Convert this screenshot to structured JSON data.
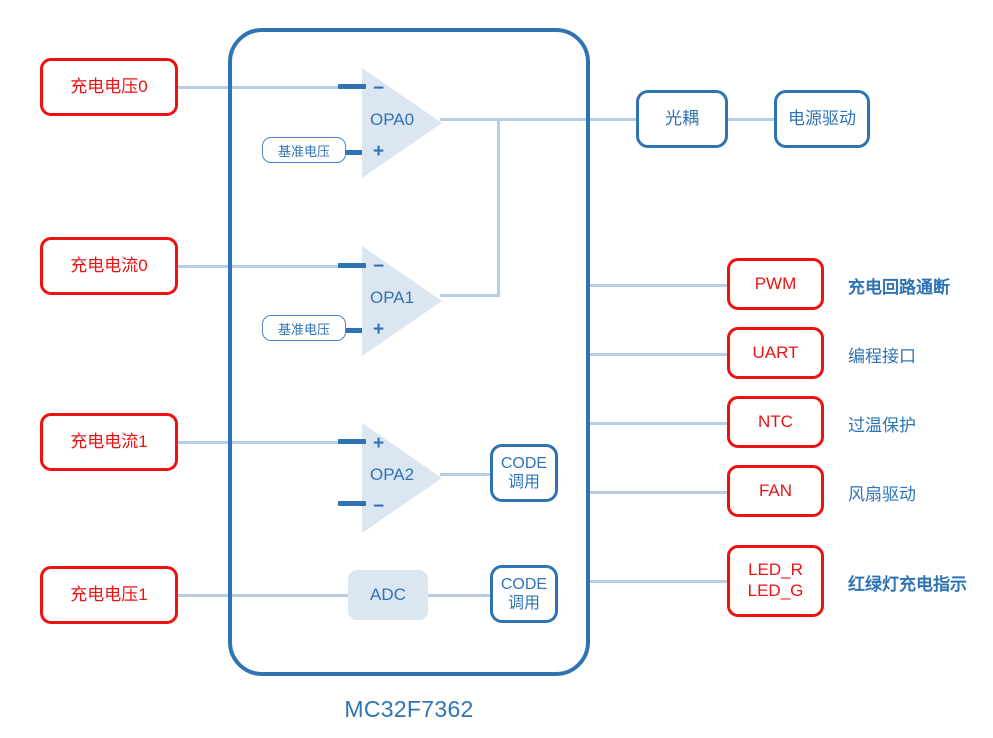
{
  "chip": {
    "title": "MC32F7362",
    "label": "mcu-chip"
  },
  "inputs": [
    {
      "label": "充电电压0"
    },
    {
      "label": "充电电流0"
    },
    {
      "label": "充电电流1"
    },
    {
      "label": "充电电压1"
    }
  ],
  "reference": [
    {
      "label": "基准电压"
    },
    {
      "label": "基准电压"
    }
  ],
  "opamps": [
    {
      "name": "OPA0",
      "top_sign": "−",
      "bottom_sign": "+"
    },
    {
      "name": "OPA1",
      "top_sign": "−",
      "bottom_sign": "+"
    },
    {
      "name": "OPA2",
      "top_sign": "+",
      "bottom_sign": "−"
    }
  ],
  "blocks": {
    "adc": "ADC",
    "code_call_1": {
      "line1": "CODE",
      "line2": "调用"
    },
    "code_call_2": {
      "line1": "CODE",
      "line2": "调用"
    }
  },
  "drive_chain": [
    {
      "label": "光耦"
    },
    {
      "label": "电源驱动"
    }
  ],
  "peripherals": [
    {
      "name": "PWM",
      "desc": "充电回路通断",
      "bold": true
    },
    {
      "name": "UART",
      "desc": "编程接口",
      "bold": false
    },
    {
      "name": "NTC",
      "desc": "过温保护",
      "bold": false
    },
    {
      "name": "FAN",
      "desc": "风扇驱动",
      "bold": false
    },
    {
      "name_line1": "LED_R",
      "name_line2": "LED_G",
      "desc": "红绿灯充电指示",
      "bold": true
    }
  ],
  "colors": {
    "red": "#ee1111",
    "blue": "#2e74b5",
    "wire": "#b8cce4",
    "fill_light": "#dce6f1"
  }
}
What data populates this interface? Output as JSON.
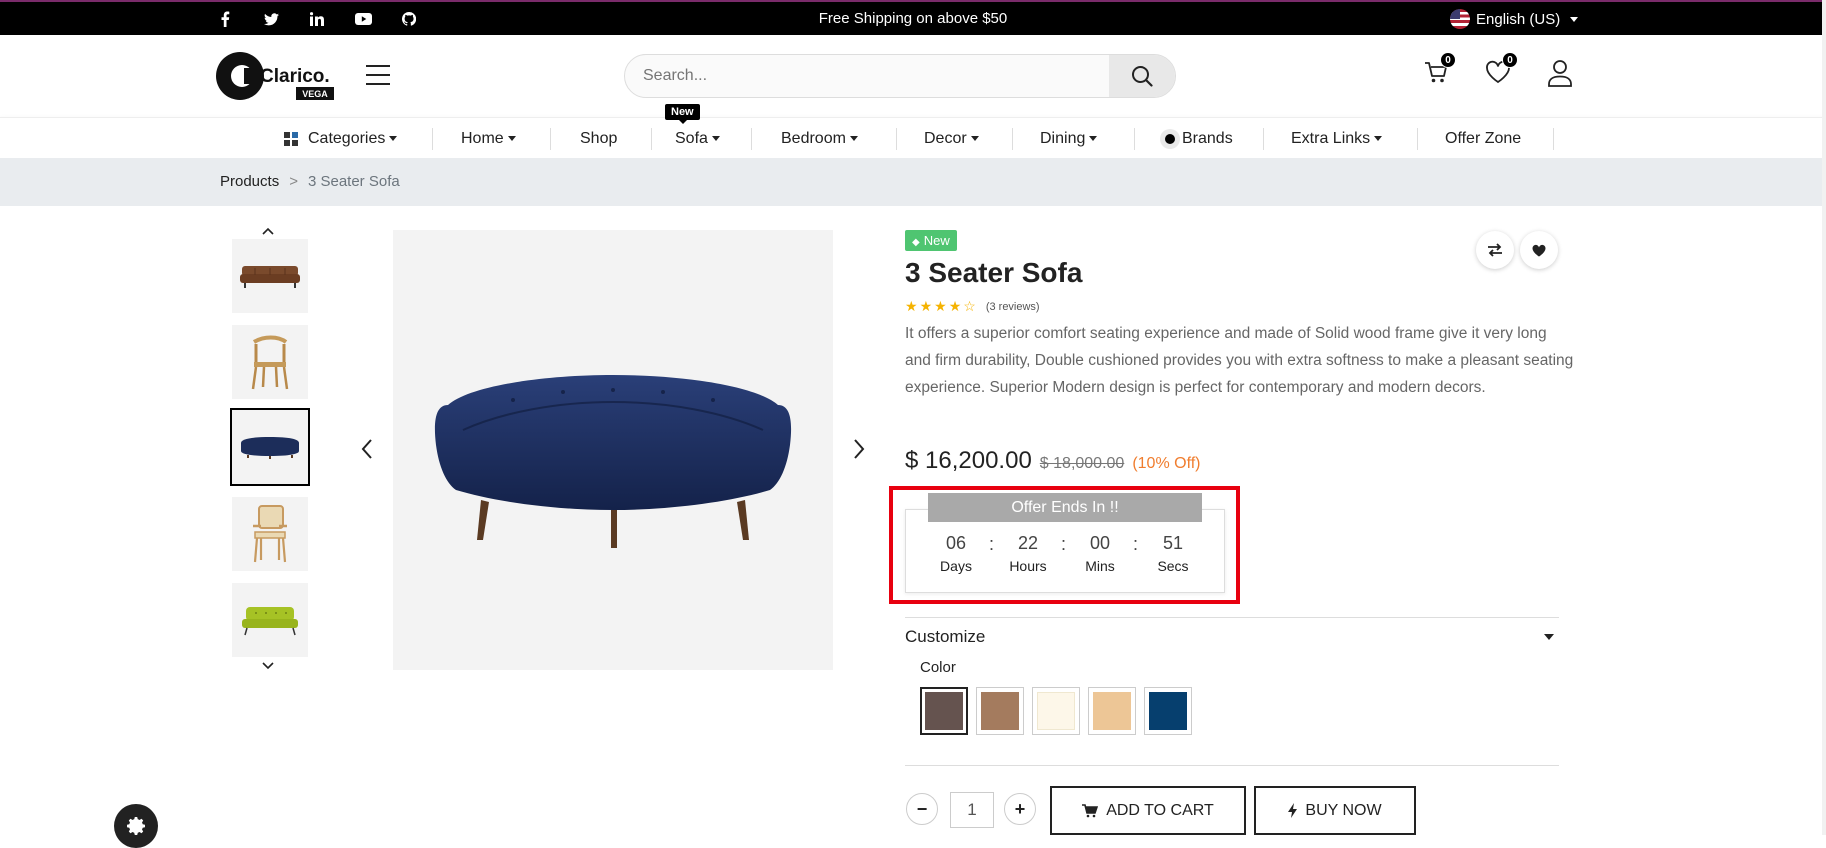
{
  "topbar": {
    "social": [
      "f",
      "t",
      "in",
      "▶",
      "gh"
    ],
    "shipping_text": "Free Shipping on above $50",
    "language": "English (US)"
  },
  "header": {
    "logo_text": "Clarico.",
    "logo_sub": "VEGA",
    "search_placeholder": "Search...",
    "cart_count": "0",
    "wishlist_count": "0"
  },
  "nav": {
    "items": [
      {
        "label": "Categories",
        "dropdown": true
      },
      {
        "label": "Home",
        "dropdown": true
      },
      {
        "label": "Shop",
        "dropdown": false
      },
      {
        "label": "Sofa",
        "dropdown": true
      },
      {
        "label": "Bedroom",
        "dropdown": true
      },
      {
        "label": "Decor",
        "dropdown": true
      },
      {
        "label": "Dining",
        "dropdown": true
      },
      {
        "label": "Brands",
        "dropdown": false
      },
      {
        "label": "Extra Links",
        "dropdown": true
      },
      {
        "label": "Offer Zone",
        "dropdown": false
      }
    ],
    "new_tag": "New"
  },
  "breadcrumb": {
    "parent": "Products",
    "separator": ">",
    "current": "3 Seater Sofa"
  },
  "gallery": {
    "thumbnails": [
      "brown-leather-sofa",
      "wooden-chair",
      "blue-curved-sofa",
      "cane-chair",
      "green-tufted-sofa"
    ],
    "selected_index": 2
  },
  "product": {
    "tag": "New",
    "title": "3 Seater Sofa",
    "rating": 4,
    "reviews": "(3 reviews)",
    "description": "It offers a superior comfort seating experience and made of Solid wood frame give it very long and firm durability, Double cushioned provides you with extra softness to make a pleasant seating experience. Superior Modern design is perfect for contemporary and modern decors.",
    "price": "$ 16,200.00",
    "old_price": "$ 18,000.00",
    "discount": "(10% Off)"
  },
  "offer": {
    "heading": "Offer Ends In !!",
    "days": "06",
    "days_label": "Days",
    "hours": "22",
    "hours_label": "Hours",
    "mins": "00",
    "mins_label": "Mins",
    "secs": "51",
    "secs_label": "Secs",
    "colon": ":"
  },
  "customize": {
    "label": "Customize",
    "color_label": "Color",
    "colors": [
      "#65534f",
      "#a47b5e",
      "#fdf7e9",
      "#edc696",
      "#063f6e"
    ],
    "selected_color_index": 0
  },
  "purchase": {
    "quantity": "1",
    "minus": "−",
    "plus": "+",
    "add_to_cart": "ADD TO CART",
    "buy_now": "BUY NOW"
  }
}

★ ★ ★ ★ ★ ★ ★

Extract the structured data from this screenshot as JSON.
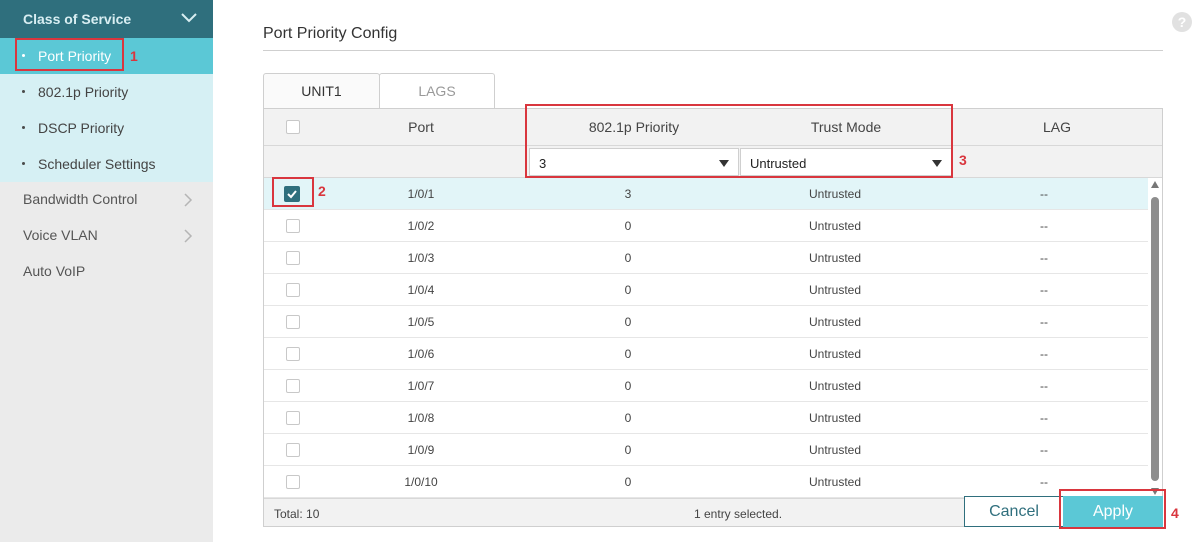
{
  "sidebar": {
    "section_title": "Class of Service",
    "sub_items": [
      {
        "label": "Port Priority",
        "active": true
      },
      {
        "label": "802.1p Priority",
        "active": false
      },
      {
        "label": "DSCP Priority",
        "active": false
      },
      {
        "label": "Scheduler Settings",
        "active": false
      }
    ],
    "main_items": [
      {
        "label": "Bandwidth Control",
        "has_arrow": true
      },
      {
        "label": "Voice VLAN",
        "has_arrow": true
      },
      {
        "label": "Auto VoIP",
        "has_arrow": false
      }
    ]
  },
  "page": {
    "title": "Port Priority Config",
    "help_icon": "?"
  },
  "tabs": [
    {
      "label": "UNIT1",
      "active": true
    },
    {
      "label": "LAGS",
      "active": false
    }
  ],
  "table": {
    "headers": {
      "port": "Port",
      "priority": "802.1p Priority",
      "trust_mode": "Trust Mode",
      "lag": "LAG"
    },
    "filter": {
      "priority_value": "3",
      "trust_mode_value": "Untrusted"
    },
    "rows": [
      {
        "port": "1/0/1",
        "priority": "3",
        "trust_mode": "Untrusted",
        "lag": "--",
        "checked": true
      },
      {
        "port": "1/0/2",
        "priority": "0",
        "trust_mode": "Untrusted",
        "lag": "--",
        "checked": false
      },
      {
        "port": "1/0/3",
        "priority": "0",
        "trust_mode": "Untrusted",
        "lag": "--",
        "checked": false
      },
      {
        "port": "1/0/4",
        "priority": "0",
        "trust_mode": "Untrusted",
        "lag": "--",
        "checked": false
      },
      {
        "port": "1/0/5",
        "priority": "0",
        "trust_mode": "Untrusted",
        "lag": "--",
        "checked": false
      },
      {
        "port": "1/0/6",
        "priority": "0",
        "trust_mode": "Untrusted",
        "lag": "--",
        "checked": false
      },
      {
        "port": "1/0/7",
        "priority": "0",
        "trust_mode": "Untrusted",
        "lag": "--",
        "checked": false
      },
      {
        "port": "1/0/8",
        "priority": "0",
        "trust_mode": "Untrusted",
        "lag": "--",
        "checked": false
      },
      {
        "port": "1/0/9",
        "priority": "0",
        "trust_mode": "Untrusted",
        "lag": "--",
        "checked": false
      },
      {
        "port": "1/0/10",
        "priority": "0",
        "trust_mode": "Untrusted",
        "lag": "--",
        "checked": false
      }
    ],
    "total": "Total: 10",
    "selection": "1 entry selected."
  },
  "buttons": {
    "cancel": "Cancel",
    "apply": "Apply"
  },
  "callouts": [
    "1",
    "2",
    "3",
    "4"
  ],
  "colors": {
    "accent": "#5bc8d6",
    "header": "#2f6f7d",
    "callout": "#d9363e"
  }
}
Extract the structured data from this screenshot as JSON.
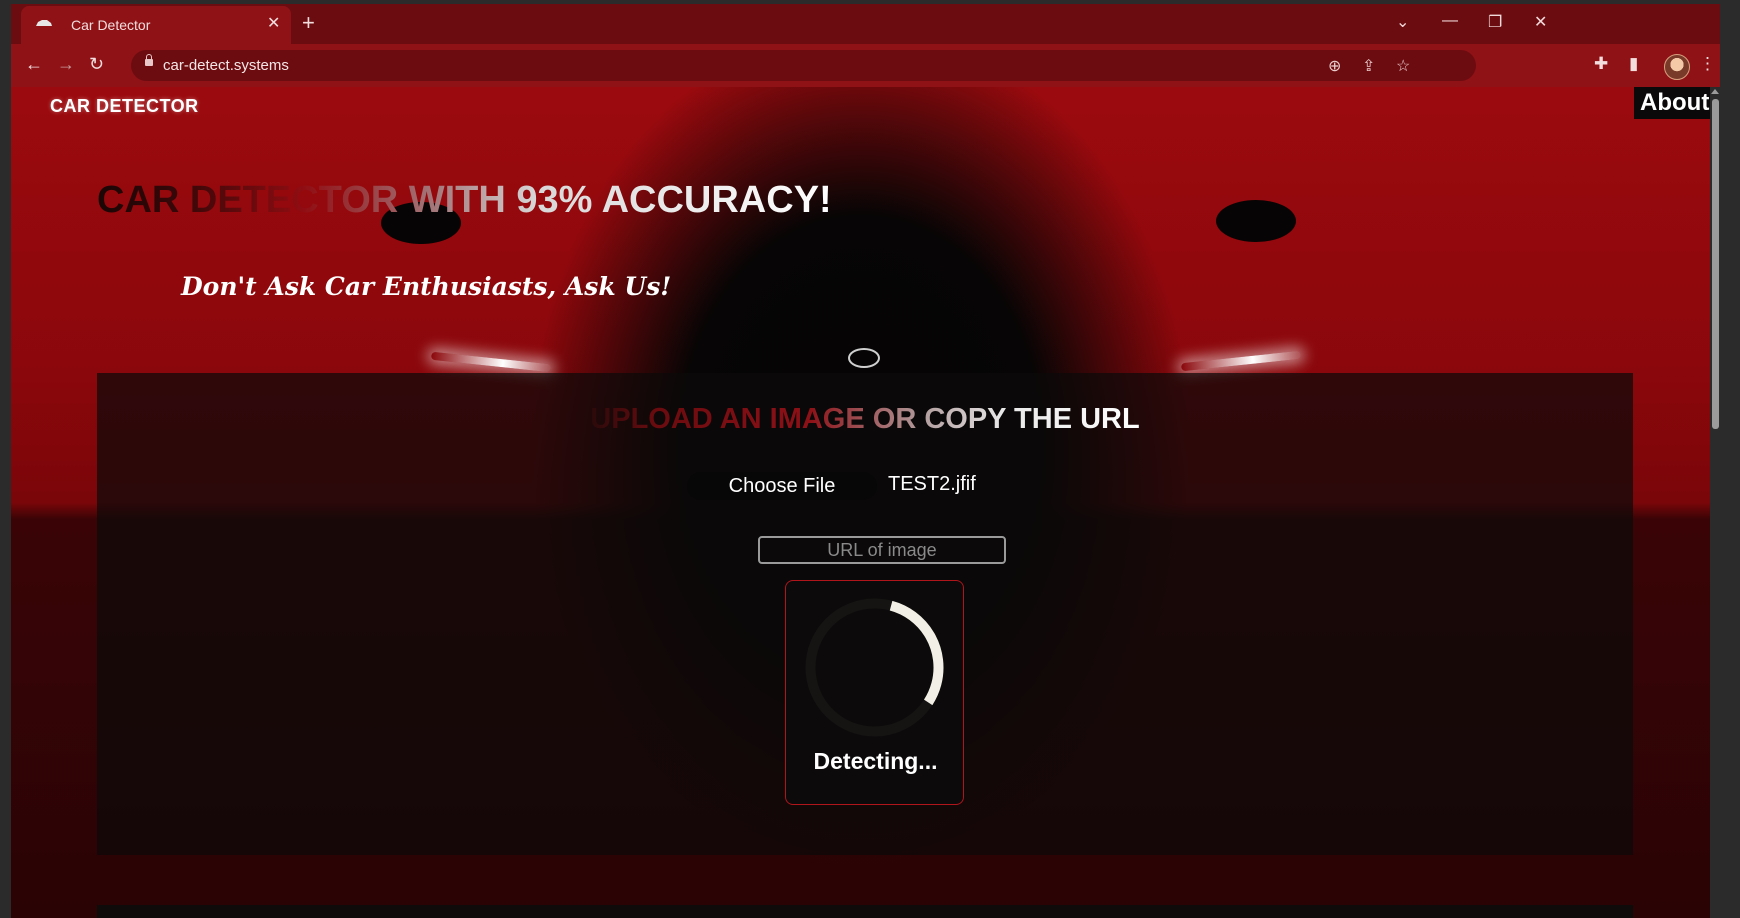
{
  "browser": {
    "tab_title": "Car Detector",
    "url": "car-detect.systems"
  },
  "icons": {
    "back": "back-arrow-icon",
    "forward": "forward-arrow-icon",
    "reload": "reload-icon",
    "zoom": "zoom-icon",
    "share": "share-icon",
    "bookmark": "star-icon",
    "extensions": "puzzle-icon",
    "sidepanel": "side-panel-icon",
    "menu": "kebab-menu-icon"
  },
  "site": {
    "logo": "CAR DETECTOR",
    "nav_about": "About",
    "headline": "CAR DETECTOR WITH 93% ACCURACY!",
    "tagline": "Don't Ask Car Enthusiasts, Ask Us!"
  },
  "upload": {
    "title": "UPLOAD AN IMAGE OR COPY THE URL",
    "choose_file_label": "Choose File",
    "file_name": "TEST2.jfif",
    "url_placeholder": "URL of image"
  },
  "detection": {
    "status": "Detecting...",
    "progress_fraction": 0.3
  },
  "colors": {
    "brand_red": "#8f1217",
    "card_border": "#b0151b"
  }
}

★ ★ ★ ★ ★ ★ ★

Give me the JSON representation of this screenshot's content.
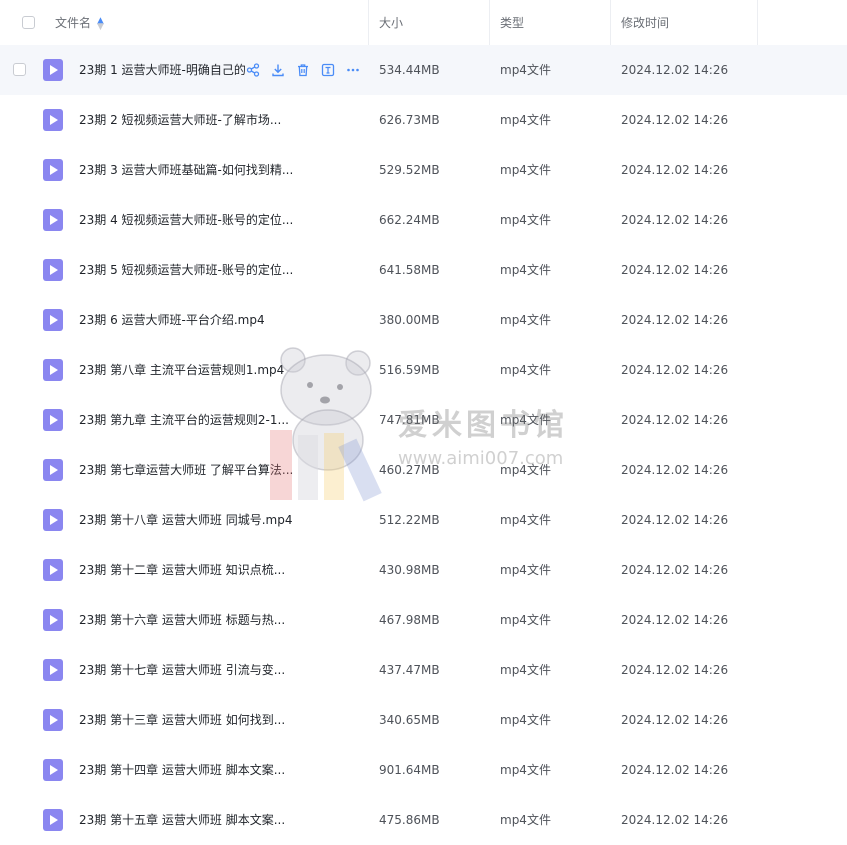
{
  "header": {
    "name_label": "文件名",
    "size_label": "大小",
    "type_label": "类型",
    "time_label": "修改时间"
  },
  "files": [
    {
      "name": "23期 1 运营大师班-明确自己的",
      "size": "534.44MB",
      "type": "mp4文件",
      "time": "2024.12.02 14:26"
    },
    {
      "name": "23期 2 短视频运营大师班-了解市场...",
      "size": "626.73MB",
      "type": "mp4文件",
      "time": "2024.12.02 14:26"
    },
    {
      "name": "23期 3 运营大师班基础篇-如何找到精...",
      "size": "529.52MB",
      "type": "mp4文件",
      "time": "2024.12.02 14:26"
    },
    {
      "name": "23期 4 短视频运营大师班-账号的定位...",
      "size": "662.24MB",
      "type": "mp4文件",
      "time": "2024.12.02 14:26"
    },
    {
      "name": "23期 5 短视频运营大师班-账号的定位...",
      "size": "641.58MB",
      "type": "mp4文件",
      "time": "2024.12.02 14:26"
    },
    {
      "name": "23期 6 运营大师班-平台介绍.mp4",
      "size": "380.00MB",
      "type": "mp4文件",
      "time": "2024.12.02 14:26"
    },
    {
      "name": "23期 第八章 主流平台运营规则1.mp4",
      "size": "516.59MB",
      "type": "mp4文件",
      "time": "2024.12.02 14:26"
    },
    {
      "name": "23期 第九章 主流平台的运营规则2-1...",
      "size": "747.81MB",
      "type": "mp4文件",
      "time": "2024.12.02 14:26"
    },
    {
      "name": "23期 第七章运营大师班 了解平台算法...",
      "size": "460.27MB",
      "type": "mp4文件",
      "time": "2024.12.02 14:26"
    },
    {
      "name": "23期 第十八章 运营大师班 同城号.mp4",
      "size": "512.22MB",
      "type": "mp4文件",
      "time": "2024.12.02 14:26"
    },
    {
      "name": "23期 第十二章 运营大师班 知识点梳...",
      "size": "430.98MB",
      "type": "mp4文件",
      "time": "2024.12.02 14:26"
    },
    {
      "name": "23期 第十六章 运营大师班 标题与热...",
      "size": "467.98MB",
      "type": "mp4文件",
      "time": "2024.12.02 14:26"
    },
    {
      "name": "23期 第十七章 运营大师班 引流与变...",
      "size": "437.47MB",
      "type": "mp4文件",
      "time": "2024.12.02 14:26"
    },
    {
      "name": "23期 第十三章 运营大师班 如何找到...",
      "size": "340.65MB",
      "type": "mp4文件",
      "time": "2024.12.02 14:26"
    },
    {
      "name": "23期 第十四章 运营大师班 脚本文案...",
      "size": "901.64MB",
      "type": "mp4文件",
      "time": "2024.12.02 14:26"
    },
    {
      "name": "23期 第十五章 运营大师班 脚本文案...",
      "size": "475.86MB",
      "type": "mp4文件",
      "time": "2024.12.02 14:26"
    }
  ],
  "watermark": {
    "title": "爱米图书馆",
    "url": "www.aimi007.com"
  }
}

★ ★ ★ ★ ★ ★ ★

## Problem details
Look through the material above. Copy each line where the word "data" appears.

## Output for this exercise
Convert this screenshot to structured JSON data.
What data populates this interface? Output as JSON.
Extract the structured data from this screenshot as JSON.
Extract the structured data from this screenshot as JSON.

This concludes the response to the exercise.